» **What you have to do**
Extract the text of each entry below exactly, leaving every image behind.

——————————

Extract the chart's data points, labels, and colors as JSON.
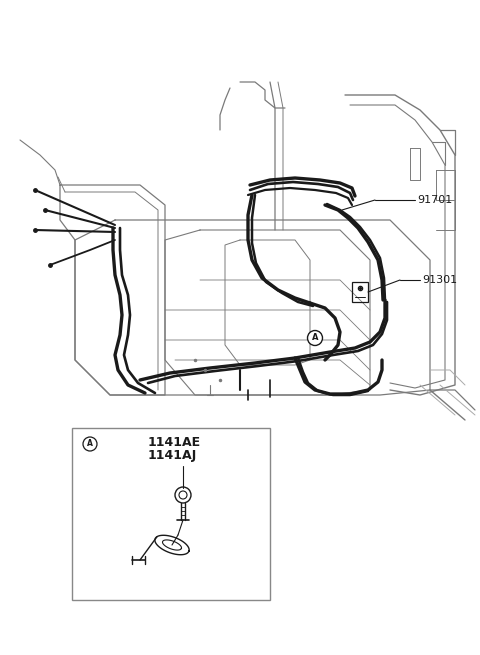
{
  "bg_color": "#ffffff",
  "line_color": "#1a1a1a",
  "struct_color": "#3a3a3a",
  "label_91701": "91701",
  "label_91301": "91301",
  "label_A_detail1": "1141AE",
  "label_A_detail2": "1141AJ",
  "figsize": [
    4.8,
    6.55
  ],
  "dpi": 100
}
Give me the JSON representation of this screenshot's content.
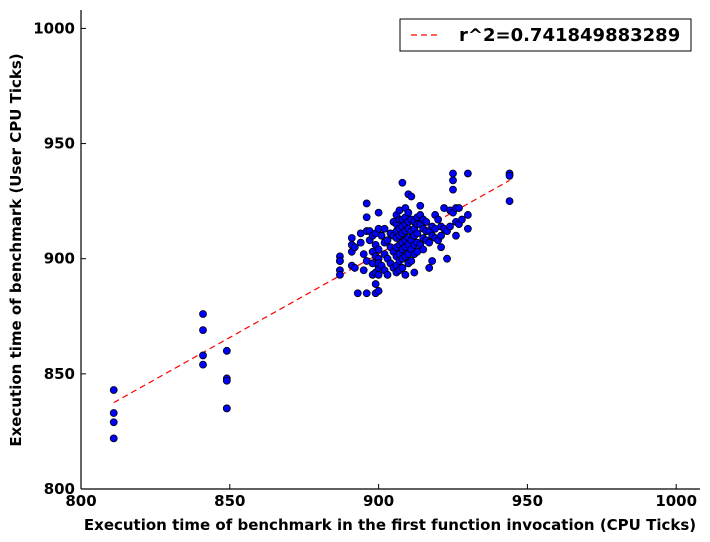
{
  "chart_data": {
    "type": "scatter",
    "xlabel": "Execution time of benchmark in the first function invocation (CPU Ticks)",
    "ylabel": "Execution time of benchmark (User CPU Ticks)",
    "xlim": [
      800,
      1008
    ],
    "ylim": [
      800,
      1008
    ],
    "xticks": [
      800,
      850,
      900,
      950,
      1000
    ],
    "yticks": [
      800,
      850,
      900,
      950,
      1000
    ],
    "xtick_labels": [
      "800",
      "850",
      "900",
      "950",
      "1000"
    ],
    "ytick_labels": [
      "800",
      "850",
      "900",
      "950",
      "1000"
    ],
    "grid": false,
    "legend_position": "top-right",
    "legend_label": "r^2=0.741849883289",
    "colors": {
      "points": "#0000ff",
      "fit": "#ff0000"
    },
    "fit_line": {
      "x": [
        811,
        944
      ],
      "y": [
        837.5,
        934
      ]
    },
    "points": {
      "x": [
        811,
        811,
        811,
        811,
        841,
        841,
        841,
        841,
        849,
        849,
        849,
        849,
        849,
        887,
        887,
        887,
        887,
        887,
        891,
        891,
        891,
        891,
        892,
        892,
        893,
        894,
        894,
        895,
        895,
        896,
        896,
        896,
        896,
        896,
        897,
        897,
        898,
        898,
        898,
        898,
        899,
        899,
        899,
        899,
        899,
        899,
        900,
        900,
        900,
        900,
        900,
        900,
        900,
        900,
        901,
        901,
        902,
        902,
        902,
        902,
        903,
        903,
        903,
        904,
        904,
        904,
        905,
        905,
        905,
        905,
        906,
        906,
        906,
        906,
        906,
        906,
        906,
        906,
        907,
        907,
        907,
        907,
        907,
        907,
        907,
        907,
        908,
        908,
        908,
        908,
        908,
        908,
        908,
        908,
        909,
        909,
        909,
        909,
        909,
        909,
        909,
        909,
        910,
        910,
        910,
        910,
        910,
        910,
        910,
        910,
        911,
        911,
        911,
        911,
        911,
        911,
        912,
        912,
        912,
        912,
        912,
        912,
        913,
        913,
        913,
        913,
        913,
        914,
        914,
        914,
        914,
        915,
        915,
        915,
        915,
        916,
        916,
        916,
        917,
        917,
        917,
        918,
        918,
        918,
        919,
        919,
        919,
        920,
        920,
        921,
        921,
        921,
        922,
        922,
        923,
        923,
        924,
        924,
        925,
        925,
        925,
        925,
        926,
        926,
        926,
        927,
        927,
        928,
        930,
        930,
        930,
        944,
        944,
        944
      ],
      "y": [
        843,
        833,
        829,
        822,
        876,
        869,
        858,
        854,
        860,
        848,
        847,
        835,
        835,
        901,
        899,
        895,
        893,
        899,
        909,
        906,
        903,
        897,
        896,
        905,
        885,
        911,
        907,
        902,
        895,
        924,
        918,
        912,
        899,
        885,
        912,
        908,
        910,
        903,
        898,
        893,
        911,
        906,
        901,
        894,
        889,
        885,
        920,
        913,
        904,
        900,
        896,
        893,
        886,
        898,
        910,
        897,
        913,
        907,
        902,
        895,
        908,
        900,
        893,
        911,
        905,
        898,
        916,
        910,
        903,
        896,
        919,
        915,
        912,
        909,
        905,
        901,
        897,
        894,
        921,
        917,
        913,
        910,
        906,
        902,
        899,
        895,
        933,
        917,
        914,
        911,
        907,
        904,
        900,
        896,
        922,
        918,
        915,
        912,
        908,
        905,
        901,
        893,
        928,
        920,
        916,
        913,
        909,
        906,
        902,
        898,
        927,
        917,
        912,
        908,
        904,
        899,
        916,
        913,
        910,
        906,
        902,
        894,
        918,
        915,
        911,
        907,
        903,
        923,
        919,
        915,
        906,
        917,
        913,
        909,
        904,
        916,
        912,
        908,
        912,
        907,
        896,
        914,
        910,
        899,
        919,
        913,
        909,
        917,
        908,
        914,
        910,
        905,
        922,
        913,
        912,
        900,
        921,
        914,
        937,
        934,
        930,
        920,
        922,
        916,
        910,
        922,
        915,
        917,
        937,
        919,
        913,
        937,
        936,
        925
      ]
    }
  }
}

——————————

» **Result for this task**
Extract the chart's data points, labels, and colors as JSON.
{
  "bg_color": "#ffffff",
  "line_color": "#1a1a1a",
  "struct_color": "#3a3a3a",
  "label_91701": "91701",
  "label_91301": "91301",
  "label_A_detail1": "1141AE",
  "label_A_detail2": "1141AJ",
  "figsize": [
    4.8,
    6.55
  ],
  "dpi": 100
}
Give me the JSON representation of this screenshot's content.
{
  "chart_data": {
    "type": "scatter",
    "xlabel": "Execution time of benchmark in the first function invocation (CPU Ticks)",
    "ylabel": "Execution time of benchmark (User CPU Ticks)",
    "xlim": [
      800,
      1008
    ],
    "ylim": [
      800,
      1008
    ],
    "xticks": [
      800,
      850,
      900,
      950,
      1000
    ],
    "yticks": [
      800,
      850,
      900,
      950,
      1000
    ],
    "xtick_labels": [
      "800",
      "850",
      "900",
      "950",
      "1000"
    ],
    "ytick_labels": [
      "800",
      "850",
      "900",
      "950",
      "1000"
    ],
    "grid": false,
    "legend_position": "top-right",
    "legend_label": "r^2=0.741849883289",
    "colors": {
      "points": "#0000ff",
      "fit": "#ff0000"
    },
    "fit_line": {
      "x": [
        811,
        944
      ],
      "y": [
        837.5,
        934
      ]
    },
    "points": {
      "x": [
        811,
        811,
        811,
        811,
        841,
        841,
        841,
        841,
        849,
        849,
        849,
        849,
        849,
        887,
        887,
        887,
        887,
        887,
        891,
        891,
        891,
        891,
        892,
        892,
        893,
        894,
        894,
        895,
        895,
        896,
        896,
        896,
        896,
        896,
        897,
        897,
        898,
        898,
        898,
        898,
        899,
        899,
        899,
        899,
        899,
        899,
        900,
        900,
        900,
        900,
        900,
        900,
        900,
        900,
        901,
        901,
        902,
        902,
        902,
        902,
        903,
        903,
        903,
        904,
        904,
        904,
        905,
        905,
        905,
        905,
        906,
        906,
        906,
        906,
        906,
        906,
        906,
        906,
        907,
        907,
        907,
        907,
        907,
        907,
        907,
        907,
        908,
        908,
        908,
        908,
        908,
        908,
        908,
        908,
        909,
        909,
        909,
        909,
        909,
        909,
        909,
        909,
        910,
        910,
        910,
        910,
        910,
        910,
        910,
        910,
        911,
        911,
        911,
        911,
        911,
        911,
        912,
        912,
        912,
        912,
        912,
        912,
        913,
        913,
        913,
        913,
        913,
        914,
        914,
        914,
        914,
        915,
        915,
        915,
        915,
        916,
        916,
        916,
        917,
        917,
        917,
        918,
        918,
        918,
        919,
        919,
        919,
        920,
        920,
        921,
        921,
        921,
        922,
        922,
        923,
        923,
        924,
        924,
        925,
        925,
        925,
        925,
        926,
        926,
        926,
        927,
        927,
        928,
        930,
        930,
        930,
        944,
        944,
        944
      ],
      "y": [
        843,
        833,
        829,
        822,
        876,
        869,
        858,
        854,
        860,
        848,
        847,
        835,
        835,
        901,
        899,
        895,
        893,
        899,
        909,
        906,
        903,
        897,
        896,
        905,
        885,
        911,
        907,
        902,
        895,
        924,
        918,
        912,
        899,
        885,
        912,
        908,
        910,
        903,
        898,
        893,
        911,
        906,
        901,
        894,
        889,
        885,
        920,
        913,
        904,
        900,
        896,
        893,
        886,
        898,
        910,
        897,
        913,
        907,
        902,
        895,
        908,
        900,
        893,
        911,
        905,
        898,
        916,
        910,
        903,
        896,
        919,
        915,
        912,
        909,
        905,
        901,
        897,
        894,
        921,
        917,
        913,
        910,
        906,
        902,
        899,
        895,
        933,
        917,
        914,
        911,
        907,
        904,
        900,
        896,
        922,
        918,
        915,
        912,
        908,
        905,
        901,
        893,
        928,
        920,
        916,
        913,
        909,
        906,
        902,
        898,
        927,
        917,
        912,
        908,
        904,
        899,
        916,
        913,
        910,
        906,
        902,
        894,
        918,
        915,
        911,
        907,
        903,
        923,
        919,
        915,
        906,
        917,
        913,
        909,
        904,
        916,
        912,
        908,
        912,
        907,
        896,
        914,
        910,
        899,
        919,
        913,
        909,
        917,
        908,
        914,
        910,
        905,
        922,
        913,
        912,
        900,
        921,
        914,
        937,
        934,
        930,
        920,
        922,
        916,
        910,
        922,
        915,
        917,
        937,
        919,
        913,
        937,
        936,
        925
      ]
    }
  }
}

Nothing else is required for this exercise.